- _What to work on_: Make an exact copy of the entries below with the pictures removed.

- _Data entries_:
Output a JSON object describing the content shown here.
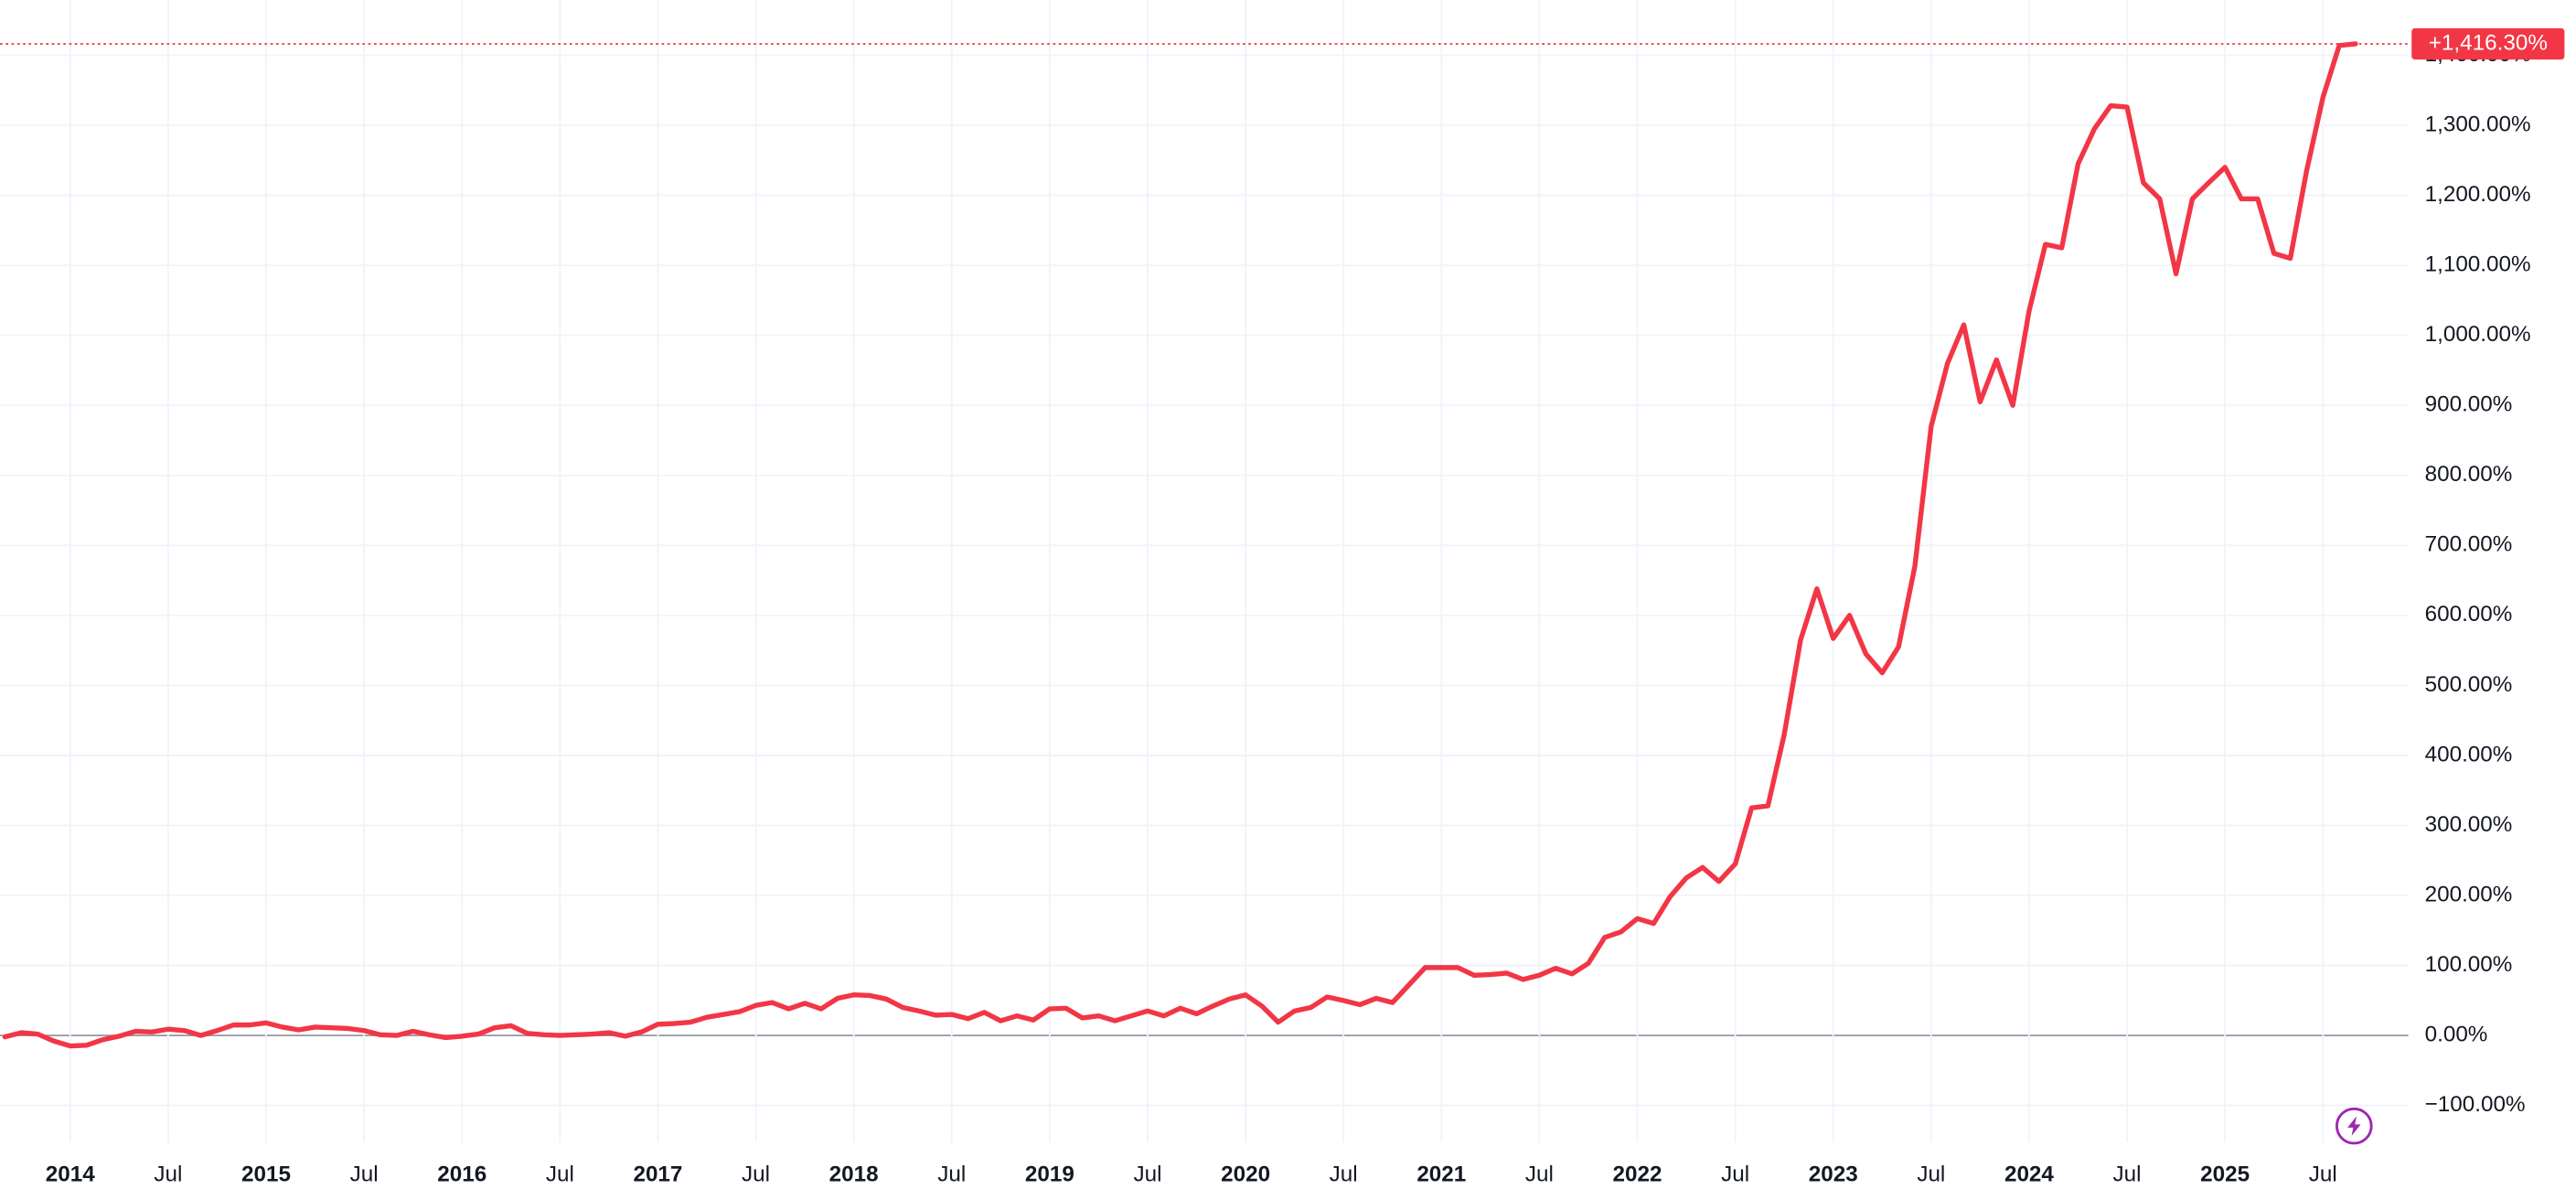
{
  "chart_data": {
    "type": "line",
    "categories": [
      null,
      null,
      null,
      null,
      "2014",
      null,
      null,
      null,
      null,
      null,
      "Jul",
      null,
      null,
      null,
      null,
      null,
      "2015",
      null,
      null,
      null,
      null,
      null,
      "Jul",
      null,
      null,
      null,
      null,
      null,
      "2016",
      null,
      null,
      null,
      null,
      null,
      "Jul",
      null,
      null,
      null,
      null,
      null,
      "2017",
      null,
      null,
      null,
      null,
      null,
      "Jul",
      null,
      null,
      null,
      null,
      null,
      "2018",
      null,
      null,
      null,
      null,
      null,
      "Jul",
      null,
      null,
      null,
      null,
      null,
      "2019",
      null,
      null,
      null,
      null,
      null,
      "Jul",
      null,
      null,
      null,
      null,
      null,
      "2020",
      null,
      null,
      null,
      null,
      null,
      "Jul",
      null,
      null,
      null,
      null,
      null,
      "2021",
      null,
      null,
      null,
      null,
      null,
      "Jul",
      null,
      null,
      null,
      null,
      null,
      "2022",
      null,
      null,
      null,
      null,
      null,
      "Jul",
      null,
      null,
      null,
      null,
      null,
      "2023",
      null,
      null,
      null,
      null,
      null,
      "Jul",
      null,
      null,
      null,
      null,
      null,
      "2024",
      null,
      null,
      null,
      null,
      null,
      "Jul",
      null,
      null,
      null,
      null,
      null,
      "2025",
      null,
      null,
      null,
      null,
      null,
      "Jul",
      null,
      null
    ],
    "series": [
      {
        "color": "#f23645",
        "values": [
          -2,
          4,
          2,
          -8,
          -15,
          -14,
          -6,
          -1,
          6,
          5,
          9,
          7,
          0,
          7,
          15,
          15,
          18,
          12,
          8,
          12,
          11,
          10,
          7,
          1,
          0,
          6,
          1,
          -3,
          -1,
          2,
          11,
          14,
          3,
          1,
          0,
          1,
          2,
          4,
          -1,
          5,
          16,
          17,
          19,
          26,
          30,
          34,
          43,
          47,
          38,
          46,
          38,
          53,
          58,
          57,
          52,
          40,
          35,
          29,
          30,
          24,
          33,
          21,
          28,
          22,
          38,
          39,
          25,
          28,
          21,
          28,
          35,
          28,
          39,
          31,
          42,
          52,
          58,
          42,
          19,
          35,
          40,
          55,
          50,
          44,
          53,
          47,
          72,
          97,
          97,
          97,
          86,
          87,
          89,
          80,
          86,
          96,
          88,
          103,
          140,
          148,
          167,
          160,
          198,
          225,
          240,
          220,
          245,
          325,
          328,
          430,
          565,
          638,
          567,
          600,
          545,
          518,
          555,
          670,
          870,
          960,
          1015,
          905,
          965,
          900,
          1035,
          1130,
          1125,
          1245,
          1295,
          1328,
          1326,
          1218,
          1195,
          1088,
          1195,
          1218,
          1240,
          1195,
          1195,
          1117,
          1110,
          1235,
          1340,
          1414,
          1416.3
        ],
        "value_labels": [
          null,
          null,
          null,
          null,
          null,
          null,
          null,
          null,
          null,
          null,
          null,
          null,
          null,
          null,
          null,
          null,
          null,
          null,
          null,
          null,
          null,
          null,
          null,
          null,
          null,
          null,
          null,
          null,
          null,
          null,
          null,
          null,
          null,
          null,
          null,
          null,
          null,
          null,
          null,
          null,
          null,
          null,
          null,
          null,
          null,
          null,
          null,
          null,
          null,
          null,
          null,
          null,
          null,
          null,
          null,
          null,
          null,
          null,
          null,
          null,
          null,
          null,
          null,
          null,
          null,
          null,
          null,
          null,
          null,
          null,
          null,
          null,
          null,
          null,
          null,
          null,
          null,
          null,
          null,
          null,
          null,
          null,
          null,
          null,
          null,
          null,
          null,
          null,
          null,
          null,
          null,
          null,
          null,
          null,
          null,
          null,
          null,
          null,
          null,
          null,
          null,
          null,
          null,
          null,
          null,
          null,
          null,
          null,
          null,
          null,
          null,
          null,
          null,
          null,
          null,
          null,
          null,
          null,
          null,
          null,
          null,
          null,
          null,
          null,
          null,
          null,
          null,
          null,
          null,
          null,
          null,
          null,
          null,
          null,
          null,
          null,
          null,
          null,
          null,
          null,
          null,
          null,
          null,
          null,
          "+1,416.30%"
        ]
      }
    ],
    "ylim": [
      -235,
      1479
    ],
    "yticks": [
      {
        "value": -100,
        "label": "−100.00%"
      },
      {
        "value": 0,
        "label": "0.00%"
      },
      {
        "value": 100,
        "label": "100.00%"
      },
      {
        "value": 200,
        "label": "200.00%"
      },
      {
        "value": 300,
        "label": "300.00%"
      },
      {
        "value": 400,
        "label": "400.00%"
      },
      {
        "value": 500,
        "label": "500.00%"
      },
      {
        "value": 600,
        "label": "600.00%"
      },
      {
        "value": 700,
        "label": "700.00%"
      },
      {
        "value": 800,
        "label": "800.00%"
      },
      {
        "value": 900,
        "label": "900.00%"
      },
      {
        "value": 1000,
        "label": "1,000.00%"
      },
      {
        "value": 1100,
        "label": "1,100.00%"
      },
      {
        "value": 1200,
        "label": "1,200.00%"
      },
      {
        "value": 1300,
        "label": "1,300.00%"
      },
      {
        "value": 1400,
        "label": "1,400.00%"
      }
    ],
    "grid": true,
    "log_scale": false
  }
}
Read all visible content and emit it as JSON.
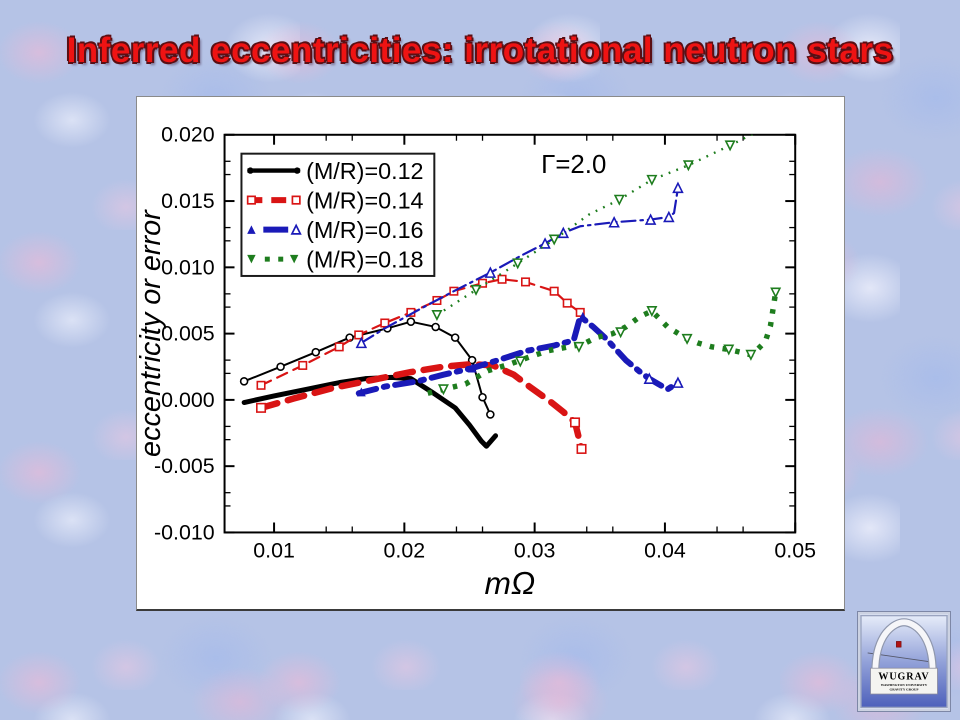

- _Task response_:
Output a JSON object describing the content shown here.
{
  "chart_data": {
    "type": "line",
    "categories": [
      null,
      null,
      null,
      null,
      "2014",
      null,
      null,
      null,
      null,
      null,
      "Jul",
      null,
      null,
      null,
      null,
      null,
      "2015",
      null,
      null,
      null,
      null,
      null,
      "Jul",
      null,
      null,
      null,
      null,
      null,
      "2016",
      null,
      null,
      null,
      null,
      null,
      "Jul",
      null,
      null,
      null,
      null,
      null,
      "2017",
      null,
      null,
      null,
      null,
      null,
      "Jul",
      null,
      null,
      null,
      null,
      null,
      "2018",
      null,
      null,
      null,
      null,
      null,
      "Jul",
      null,
      null,
      null,
      null,
      null,
      "2019",
      null,
      null,
      null,
      null,
      null,
      "Jul",
      null,
      null,
      null,
      null,
      null,
      "2020",
      null,
      null,
      null,
      null,
      null,
      "Jul",
      null,
      null,
      null,
      null,
      null,
      "2021",
      null,
      null,
      null,
      null,
      null,
      "Jul",
      null,
      null,
      null,
      null,
      null,
      "2022",
      null,
      null,
      null,
      null,
      null,
      "Jul",
      null,
      null,
      null,
      null,
      null,
      "2023",
      null,
      null,
      null,
      null,
      null,
      "Jul",
      null,
      null,
      null,
      null,
      null,
      "2024",
      null,
      null,
      null,
      null,
      null,
      "Jul",
      null,
      null,
      null,
      null,
      null,
      "2025",
      null,
      null,
      null,
      null,
      null,
      "Jul",
      null,
      null
    ],
    "series": [
      {
        "color": "#f23645",
        "values": [
          -2,
          4,
          2,
          -8,
          -15,
          -14,
          -6,
          -1,
          6,
          5,
          9,
          7,
          0,
          7,
          15,
          15,
          18,
          12,
          8,
          12,
          11,
          10,
          7,
          1,
          0,
          6,
          1,
          -3,
          -1,
          2,
          11,
          14,
          3,
          1,
          0,
          1,
          2,
          4,
          -1,
          5,
          16,
          17,
          19,
          26,
          30,
          34,
          43,
          47,
          38,
          46,
          38,
          53,
          58,
          57,
          52,
          40,
          35,
          29,
          30,
          24,
          33,
          21,
          28,
          22,
          38,
          39,
          25,
          28,
          21,
          28,
          35,
          28,
          39,
          31,
          42,
          52,
          58,
          42,
          19,
          35,
          40,
          55,
          50,
          44,
          53,
          47,
          72,
          97,
          97,
          97,
          86,
          87,
          89,
          80,
          86,
          96,
          88,
          103,
          140,
          148,
          167,
          160,
          198,
          225,
          240,
          220,
          245,
          325,
          328,
          430,
          565,
          638,
          567,
          600,
          545,
          518,
          555,
          670,
          870,
          960,
          1015,
          905,
          965,
          900,
          1035,
          1130,
          1125,
          1245,
          1295,
          1328,
          1326,
          1218,
          1195,
          1088,
          1195,
          1218,
          1240,
          1195,
          1195,
          1117,
          1110,
          1235,
          1340,
          1414,
          1416.3
        ],
        "value_labels": [
          null,
          null,
          null,
          null,
          null,
          null,
          null,
          null,
          null,
          null,
          null,
          null,
          null,
          null,
          null,
          null,
          null,
          null,
          null,
          null,
          null,
          null,
          null,
          null,
          null,
          null,
          null,
          null,
          null,
          null,
          null,
          null,
          null,
          null,
          null,
          null,
          null,
          null,
          null,
          null,
          null,
          null,
          null,
          null,
          null,
          null,
          null,
          null,
          null,
          null,
          null,
          null,
          null,
          null,
          null,
          null,
          null,
          null,
          null,
          null,
          null,
          null,
          null,
          null,
          null,
          null,
          null,
          null,
          null,
          null,
          null,
          null,
          null,
          null,
          null,
          null,
          null,
          null,
          null,
          null,
          null,
          null,
          null,
          null,
          null,
          null,
          null,
          null,
          null,
          null,
          null,
          null,
          null,
          null,
          null,
          null,
          null,
          null,
          null,
          null,
          null,
          null,
          null,
          null,
          null,
          null,
          null,
          null,
          null,
          null,
          null,
          null,
          null,
          null,
          null,
          null,
          null,
          null,
          null,
          null,
          null,
          null,
          null,
          null,
          null,
          null,
          null,
          null,
          null,
          null,
          null,
          null,
          null,
          null,
          null,
          null,
          null,
          null,
          null,
          null,
          null,
          null,
          null,
          null,
          "+1,416.30%"
        ]
      }
    ],
    "ylim": [
      -235,
      1479
    ],
    "yticks": [
      {
        "value": -100,
        "label": "−100.00%"
      },
      {
        "value": 0,
        "label": "0.00%"
      },
      {
        "value": 100,
        "label": "100.00%"
      },
      {
        "value": 200,
        "label": "200.00%"
      },
      {
        "value": 300,
        "label": "300.00%"
      },
      {
        "value": 400,
        "label": "400.00%"
      },
      {
        "value": 500,
        "label": "500.00%"
      },
      {
        "value": 600,
        "label": "600.00%"
      },
      {
        "value": 700,
        "label": "700.00%"
      },
      {
        "value": 800,
        "label": "800.00%"
      },
      {
        "value": 900,
        "label": "900.00%"
      },
      {
        "value": 1000,
        "label": "1,000.00%"
      },
      {
        "value": 1100,
        "label": "1,100.00%"
      },
      {
        "value": 1200,
        "label": "1,200.00%"
      },
      {
        "value": 1300,
        "label": "1,300.00%"
      },
      {
        "value": 1400,
        "label": "1,400.00%"
      }
    ],
    "grid": true,
    "log_scale": false
  }
}
Read all visible content and emit it as JSON.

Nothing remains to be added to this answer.